+++ DATASET EXTRACT +++

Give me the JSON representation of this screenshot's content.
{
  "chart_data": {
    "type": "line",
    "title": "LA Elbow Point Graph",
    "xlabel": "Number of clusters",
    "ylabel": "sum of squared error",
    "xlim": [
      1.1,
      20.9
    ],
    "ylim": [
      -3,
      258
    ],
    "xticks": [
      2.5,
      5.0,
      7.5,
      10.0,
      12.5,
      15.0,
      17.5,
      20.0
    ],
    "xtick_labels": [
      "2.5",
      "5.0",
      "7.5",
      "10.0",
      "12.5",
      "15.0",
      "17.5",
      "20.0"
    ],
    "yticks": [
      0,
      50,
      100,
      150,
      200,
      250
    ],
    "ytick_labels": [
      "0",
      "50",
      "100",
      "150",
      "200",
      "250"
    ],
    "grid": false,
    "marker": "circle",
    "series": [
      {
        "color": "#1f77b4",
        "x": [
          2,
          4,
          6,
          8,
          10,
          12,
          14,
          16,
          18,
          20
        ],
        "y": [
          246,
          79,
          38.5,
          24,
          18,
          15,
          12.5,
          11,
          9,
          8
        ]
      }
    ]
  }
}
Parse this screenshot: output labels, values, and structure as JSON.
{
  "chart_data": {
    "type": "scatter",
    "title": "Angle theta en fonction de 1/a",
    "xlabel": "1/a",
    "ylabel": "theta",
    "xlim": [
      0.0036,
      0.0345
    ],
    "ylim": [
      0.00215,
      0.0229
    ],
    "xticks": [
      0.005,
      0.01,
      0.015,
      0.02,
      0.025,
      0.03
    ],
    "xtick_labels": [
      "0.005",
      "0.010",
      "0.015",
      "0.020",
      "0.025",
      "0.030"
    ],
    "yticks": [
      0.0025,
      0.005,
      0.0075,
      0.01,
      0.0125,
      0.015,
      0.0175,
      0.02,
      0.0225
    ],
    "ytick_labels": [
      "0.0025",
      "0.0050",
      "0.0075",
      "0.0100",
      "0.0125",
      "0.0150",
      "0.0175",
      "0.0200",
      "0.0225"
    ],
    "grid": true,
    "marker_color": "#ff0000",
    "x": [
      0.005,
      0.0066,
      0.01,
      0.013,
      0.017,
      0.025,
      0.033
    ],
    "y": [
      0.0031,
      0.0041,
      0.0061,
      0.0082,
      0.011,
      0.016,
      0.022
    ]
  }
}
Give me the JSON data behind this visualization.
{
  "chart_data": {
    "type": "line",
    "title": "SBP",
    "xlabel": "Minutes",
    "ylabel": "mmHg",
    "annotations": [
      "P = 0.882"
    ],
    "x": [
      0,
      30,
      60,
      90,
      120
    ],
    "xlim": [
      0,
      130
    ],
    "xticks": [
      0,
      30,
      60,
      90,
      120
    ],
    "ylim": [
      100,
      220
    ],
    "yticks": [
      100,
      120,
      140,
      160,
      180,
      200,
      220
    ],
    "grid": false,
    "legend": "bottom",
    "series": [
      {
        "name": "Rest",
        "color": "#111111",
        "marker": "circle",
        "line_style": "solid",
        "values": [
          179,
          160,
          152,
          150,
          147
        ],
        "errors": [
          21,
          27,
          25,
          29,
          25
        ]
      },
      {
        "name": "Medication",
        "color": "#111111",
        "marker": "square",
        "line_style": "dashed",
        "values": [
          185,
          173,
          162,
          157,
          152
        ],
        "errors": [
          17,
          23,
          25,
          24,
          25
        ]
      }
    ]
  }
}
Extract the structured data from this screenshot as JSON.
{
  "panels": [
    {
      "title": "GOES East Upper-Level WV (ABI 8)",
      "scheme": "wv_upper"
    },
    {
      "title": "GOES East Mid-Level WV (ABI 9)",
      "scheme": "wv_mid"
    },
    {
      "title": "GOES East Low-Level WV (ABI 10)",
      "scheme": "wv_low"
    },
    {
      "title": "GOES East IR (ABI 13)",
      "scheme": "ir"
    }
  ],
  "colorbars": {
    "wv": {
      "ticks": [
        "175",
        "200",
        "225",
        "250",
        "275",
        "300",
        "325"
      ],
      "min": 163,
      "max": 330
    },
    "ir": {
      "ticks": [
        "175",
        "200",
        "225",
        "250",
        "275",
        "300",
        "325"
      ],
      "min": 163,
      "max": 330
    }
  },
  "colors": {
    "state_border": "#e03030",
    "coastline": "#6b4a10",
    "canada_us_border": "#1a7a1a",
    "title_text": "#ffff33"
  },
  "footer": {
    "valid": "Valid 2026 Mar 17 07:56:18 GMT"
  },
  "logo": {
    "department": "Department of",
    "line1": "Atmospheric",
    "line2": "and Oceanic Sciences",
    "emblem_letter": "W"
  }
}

+++

# GIVEN TASK:
Look for the word "screenshot" in every line of the listing and copy the lines that have it.

# EXPECTED OUTPUT:
Give me the JSON representation of this screenshot's content.
Parse this screenshot: output labels, values, and structure as JSON.
Extract the structured data from this screenshot as JSON.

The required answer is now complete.